Task material
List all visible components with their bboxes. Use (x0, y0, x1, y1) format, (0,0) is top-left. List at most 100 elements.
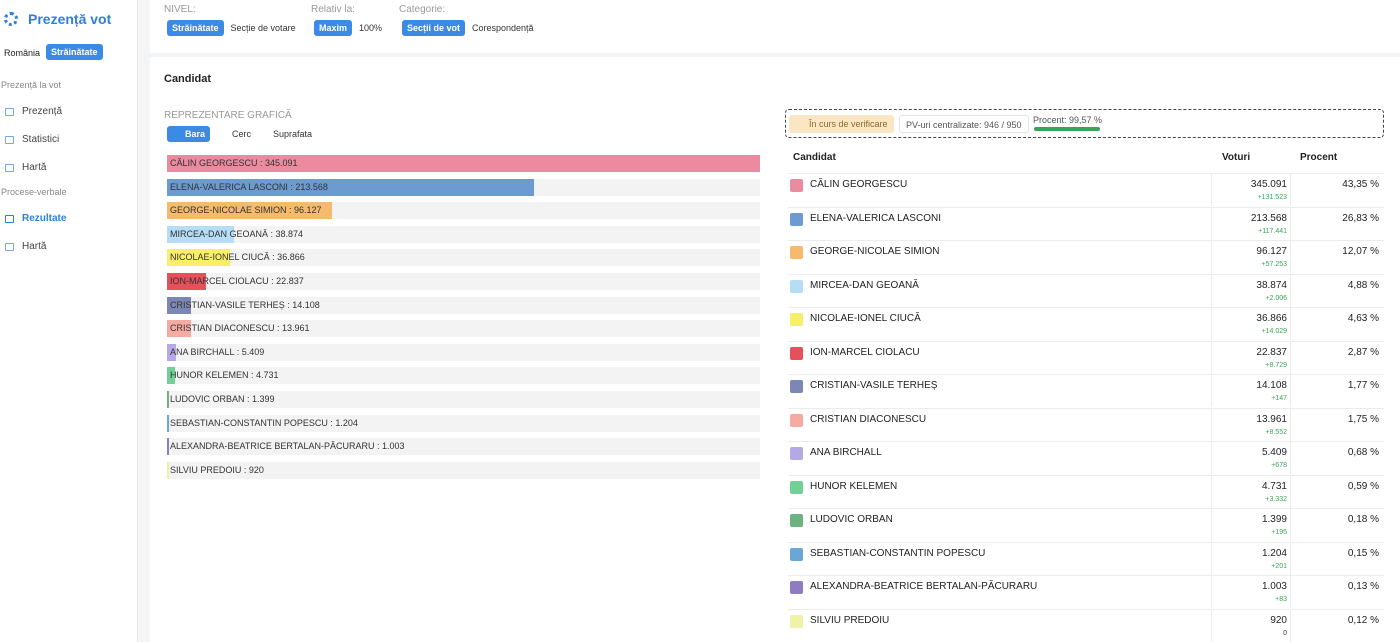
votes-delta: +83 (1275, 596, 1287, 603)
percent: 1,77 % (1347, 380, 1379, 391)
bar-track (167, 273, 760, 290)
votes: 36.866 (1256, 313, 1287, 324)
votes: 920 (1270, 614, 1287, 626)
nav-item[interactable]: Rezultate (22, 213, 67, 224)
color-swatch (790, 212, 803, 226)
bar-label: ION-MARCEL CIOLACU : 22.837 (170, 276, 304, 286)
color-swatch (790, 179, 803, 192)
cell-divider (1290, 608, 1291, 642)
percent: 0,18 % (1347, 514, 1379, 525)
nav-item[interactable]: Prezență (22, 106, 63, 117)
nav-item[interactable]: Hartă (22, 162, 47, 173)
tab[interactable]: România (4, 48, 41, 58)
bar (167, 225, 234, 243)
percent: 26,83 % (1342, 212, 1379, 224)
filter-option-active[interactable]: Maxim (314, 20, 353, 36)
votes-delta: +678 (1271, 462, 1287, 469)
nav-item[interactable]: Statistici (22, 134, 60, 145)
filter-option[interactable]: Corespondență (472, 23, 534, 33)
bar-label: ANA BIRCHALL : 5.409 (170, 346, 265, 357)
color-swatch (790, 246, 803, 259)
percent: 12,07 % (1342, 246, 1379, 257)
candidate-name: ION-MARCEL CIOLACU (810, 346, 920, 358)
color-swatch (790, 279, 803, 293)
bar-track (167, 249, 760, 267)
chart-tab-active[interactable]: Bara (167, 126, 211, 142)
bar-track (167, 461, 760, 479)
candidate-name: NICOLAE-IONEL CIUCĂ (810, 313, 921, 324)
percent: 4,88 % (1347, 279, 1379, 291)
candidate-name: CRISTIAN DIACONESCU (810, 413, 927, 425)
bar-label: HUNOR KELEMEN : 4.731 (170, 370, 279, 381)
bar (167, 273, 207, 290)
bar (167, 343, 177, 361)
cell-divider (1211, 206, 1212, 240)
filter-option-active[interactable]: Străinătate (167, 20, 224, 36)
chart-tab[interactable]: Suprafata (273, 129, 313, 139)
color-swatch (790, 380, 803, 393)
votes: 345.091 (1250, 179, 1287, 190)
cell-divider (1211, 240, 1212, 273)
row-divider (788, 608, 1384, 610)
row-divider (788, 206, 1384, 208)
status-badge: În curs de verificare (789, 115, 894, 133)
votes: 1.399 (1261, 514, 1287, 525)
row-divider (788, 407, 1384, 409)
cell-divider (1290, 575, 1291, 608)
bar (167, 249, 231, 267)
bar-label: ALEXANDRA-BEATRICE BERTALAN-PĂCURARU : 1… (170, 441, 405, 452)
row-divider (788, 474, 1384, 476)
cell-divider (1290, 407, 1291, 441)
cell-divider (1290, 340, 1291, 374)
color-swatch (790, 313, 803, 326)
candidate-name: SEBASTIAN-CONSTANTIN POPESCU (810, 547, 986, 559)
status-box (785, 109, 1384, 138)
cell-divider (1290, 273, 1291, 307)
nav-item[interactable]: Hartă (22, 241, 47, 252)
candidate-name: HUNOR KELEMEN (810, 480, 898, 492)
row-divider (788, 173, 1384, 174)
votes-delta: +147 (1271, 395, 1287, 402)
bar-track (167, 414, 760, 432)
bar (167, 367, 176, 385)
cell-divider (1290, 206, 1291, 240)
chart-heading: REPREZENTARE GRAFICĂ (164, 110, 292, 121)
tab-active[interactable]: Străinătate (46, 44, 103, 60)
filter-option[interactable]: Secție de votare (230, 23, 296, 33)
votes: 1.003 (1261, 581, 1287, 592)
cell-divider (1211, 273, 1212, 307)
filter-bar (150, 0, 1400, 53)
cell-divider (1211, 474, 1212, 508)
cell-divider (1290, 441, 1291, 474)
percent: 2,87 % (1347, 346, 1379, 358)
chart-tab[interactable]: Cerc (232, 129, 252, 139)
progress-bar (1034, 127, 1100, 131)
filter-option[interactable]: 100% (359, 23, 383, 33)
cell-divider (1211, 441, 1212, 474)
votes-delta: +117.441 (1258, 227, 1287, 235)
votes: 1.204 (1261, 547, 1287, 559)
percent: 0,15 % (1347, 547, 1379, 559)
row-divider (788, 240, 1384, 241)
bar (167, 438, 169, 456)
cell-divider (1211, 541, 1212, 575)
cell-divider (1290, 173, 1291, 206)
cell-divider (1290, 541, 1291, 575)
section-title: Candidat (164, 73, 212, 85)
cell-divider (1211, 407, 1212, 441)
nav-icon (5, 243, 14, 251)
cell-divider (1211, 340, 1212, 374)
row-divider (788, 441, 1384, 442)
cell-divider (1290, 307, 1291, 340)
filter-option-active[interactable]: Secții de vot (402, 20, 466, 36)
nav-icon (5, 215, 14, 223)
bar-label: SEBASTIAN-CONSTANTIN POPESCU : 1.204 (170, 417, 358, 428)
votes: 4.731 (1261, 480, 1287, 492)
votes-delta: 0 (1283, 629, 1287, 637)
filter-label: Categorie: (399, 4, 446, 15)
bar-label: NICOLAE-IONEL CIUCĂ : 36.866 (170, 252, 305, 263)
nav-icon (5, 164, 14, 172)
sidebar (0, 0, 138, 642)
cell-divider (1290, 240, 1291, 273)
nav-icon (5, 136, 14, 144)
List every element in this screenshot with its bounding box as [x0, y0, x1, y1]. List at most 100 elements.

Aim of the exercise
Render every line of the entries above as a Markdown table with the columns "Row" and "Line", numbering each row and omitting blank lines. Leave the pictures out of the table.

Expected output
| Row | Line |
|---|---|
| 1 | List all visible components with their bboxes. Use (x0, y0, x1, y1) format, (0,0) is top-left. List at most 100 elements. |
| 2 | votes-delta: +83 (1275, 596, 1287, 603) |
| 3 | percent: 1,77 % (1347, 380, 1379, 391) |
| 4 | bar-track (167, 273, 760, 290) |
| 5 | votes: 36.866 (1256, 313, 1287, 324) |
| 6 | votes: 920 (1270, 614, 1287, 626) |
| 7 | nav-item[interactable]: Rezultate (22, 213, 67, 224) |
| 8 | color-swatch (790, 212, 803, 226) |
| 9 | bar-label: ION-MARCEL CIOLACU : 22.837 (170, 276, 304, 286) |
| 10 | color-swatch (790, 179, 803, 192) |
| 11 | cell-divider (1290, 608, 1291, 642) |
| 12 | percent: 0,18 % (1347, 514, 1379, 525) |
| 13 | nav-item[interactable]: Prezență (22, 106, 63, 117) |
| 14 | nav-item[interactable]: Hartă (22, 162, 47, 173) |
| 15 | tab[interactable]: România (4, 48, 41, 58) |
| 16 | bar (167, 225, 234, 243) |
| 17 | percent: 26,83 % (1342, 212, 1379, 224) |
| 18 | filter-option-active[interactable]: Maxim (314, 20, 353, 36) |
| 19 | votes-delta: +678 (1271, 462, 1287, 469) |
| 20 | nav-item[interactable]: Statistici (22, 134, 60, 145) |
| 21 | filter-option[interactable]: Corespondență (472, 23, 534, 33) |
| 22 | bar-label: ANA BIRCHALL : 5.409 (170, 346, 265, 357) |
| 23 | color-swatch (790, 246, 803, 259) |
| 24 | percent: 12,07 % (1342, 246, 1379, 257) |
| 25 | candidate-name: ION-MARCEL CIOLACU (810, 346, 920, 358) |
| 26 | color-swatch (790, 279, 803, 293) |
| 27 | bar-track (167, 249, 760, 267) |
| 28 | chart-tab-active[interactable]: Bara (167, 126, 211, 142) |
| 29 | bar-track (167, 461, 760, 479) |
| 30 | candidate-name: NICOLAE-IONEL CIUCĂ (810, 313, 921, 324) |
| 31 | percent: 4,88 % (1347, 279, 1379, 291) |
| 32 | candidate-name: CRISTIAN DIACONESCU (810, 413, 927, 425) |
| 33 | bar-label: HUNOR KELEMEN : 4.731 (170, 370, 279, 381) |
| 34 | bar (167, 273, 207, 290) |
| 35 | bar (167, 343, 177, 361) |
| 36 | cell-divider (1211, 206, 1212, 240) |
| 37 | filter-option-active[interactable]: Străinătate (167, 20, 224, 36) |
| 38 | chart-tab[interactable]: Suprafata (273, 129, 313, 139) |
| 39 | color-swatch (790, 380, 803, 393) |
| 40 | votes: 345.091 (1250, 179, 1287, 190) |
| 41 | cell-divider (1211, 240, 1212, 273) |
| 42 | row-divider (788, 608, 1384, 610) |
| 43 | row-divider (788, 206, 1384, 208) |
| 44 | status-badge: În curs de verificare (789, 115, 894, 133) |
| 45 | votes: 1.399 (1261, 514, 1287, 525) |
| 46 | row-divider (788, 407, 1384, 409) |
| 47 | cell-divider (1290, 575, 1291, 608) |
| 48 | bar (167, 249, 231, 267) |
| 49 | bar-label: ALEXANDRA-BEATRICE BERTALAN-PĂCURARU : 1… (170, 441, 405, 452) |
| 50 | row-divider (788, 474, 1384, 476) |
| 51 | cell-divider (1290, 407, 1291, 441) |
| 52 | cell-divider (1290, 340, 1291, 374) |
| 53 | color-swatch (790, 313, 803, 326) |
| 54 | candidate-name: SEBASTIAN-CONSTANTIN POPESCU (810, 547, 986, 559) |
| 55 | status-box (785, 109, 1384, 138) |
| 56 | cell-divider (1290, 273, 1291, 307) |
| 57 | nav-item[interactable]: Hartă (22, 241, 47, 252) |
| 58 | candidate-name: HUNOR KELEMEN (810, 480, 898, 492) |
| 59 | row-divider (788, 173, 1384, 174) |
| 60 | votes-delta: +147 (1271, 395, 1287, 402) |
| 61 | bar-track (167, 414, 760, 432) |
| 62 | bar (167, 367, 176, 385) |
| 63 | cell-divider (1290, 206, 1291, 240) |
| 64 | chart-heading: REPREZENTARE GRAFICĂ (164, 110, 292, 121) |
| 65 | tab-active[interactable]: Străinătate (46, 44, 103, 60) |
| 66 | filter-option[interactable]: Secție de votare (230, 23, 296, 33) |
| 67 | votes: 1.003 (1261, 581, 1287, 592) |
| 68 | cell-divider (1211, 273, 1212, 307) |
| 69 | filter-bar (150, 0, 1400, 53) |
| 70 | cell-divider (1211, 474, 1212, 508) |
| 71 | cell-divider (1290, 441, 1291, 474) |
| 72 | percent: 2,87 % (1347, 346, 1379, 358) |
| 73 | chart-tab[interactable]: Cerc (232, 129, 252, 139) |
| 74 | progress-bar (1034, 127, 1100, 131) |
| 75 | filter-option[interactable]: 100% (359, 23, 383, 33) |
| 76 | cell-divider (1211, 441, 1212, 474) |
| 77 | votes-delta: +117.441 (1258, 227, 1287, 235) |
| 78 | votes: 1.204 (1261, 547, 1287, 559) |
| 79 | percent: 0,15 % (1347, 547, 1379, 559) |
| 80 | row-divider (788, 240, 1384, 241) |
| 81 | bar (167, 438, 169, 456) |
| 82 | cell-divider (1211, 541, 1212, 575) |
| 83 | cell-divider (1290, 173, 1291, 206) |
| 84 | cell-divider (1290, 541, 1291, 575) |
| 85 | section-title: Candidat (164, 73, 212, 85) |
| 86 | cell-divider (1211, 407, 1212, 441) |
| 87 | nav-icon (5, 243, 14, 251) |
| 88 | cell-divider (1211, 340, 1212, 374) |
| 89 | row-divider (788, 441, 1384, 442) |
| 90 | cell-divider (1290, 307, 1291, 340) |
| 91 | filter-option-active[interactable]: Secții de vot (402, 20, 466, 36) |
| 92 | nav-icon (5, 215, 14, 223) |
| 93 | bar-label: SEBASTIAN-CONSTANTIN POPESCU : 1.204 (170, 417, 358, 428) |
| 94 | votes: 4.731 (1261, 480, 1287, 492) |
| 95 | votes-delta: 0 (1283, 629, 1287, 637) |
| 96 | filter-label: Categorie: (399, 4, 446, 15) |
| 97 | bar-label: NICOLAE-IONEL CIUCĂ : 36.866 (170, 252, 305, 263) |
| 98 | nav-icon (5, 164, 14, 172) |
| 99 | sidebar (0, 0, 138, 642) |
| 100 | cell-divider (1290, 240, 1291, 273) |
| 101 | nav-icon (5, 136, 14, 144) |
| 102 | List every element in this screenshot with its bounding box as [x0, y0, x1, y1]. List at most 100 elements. |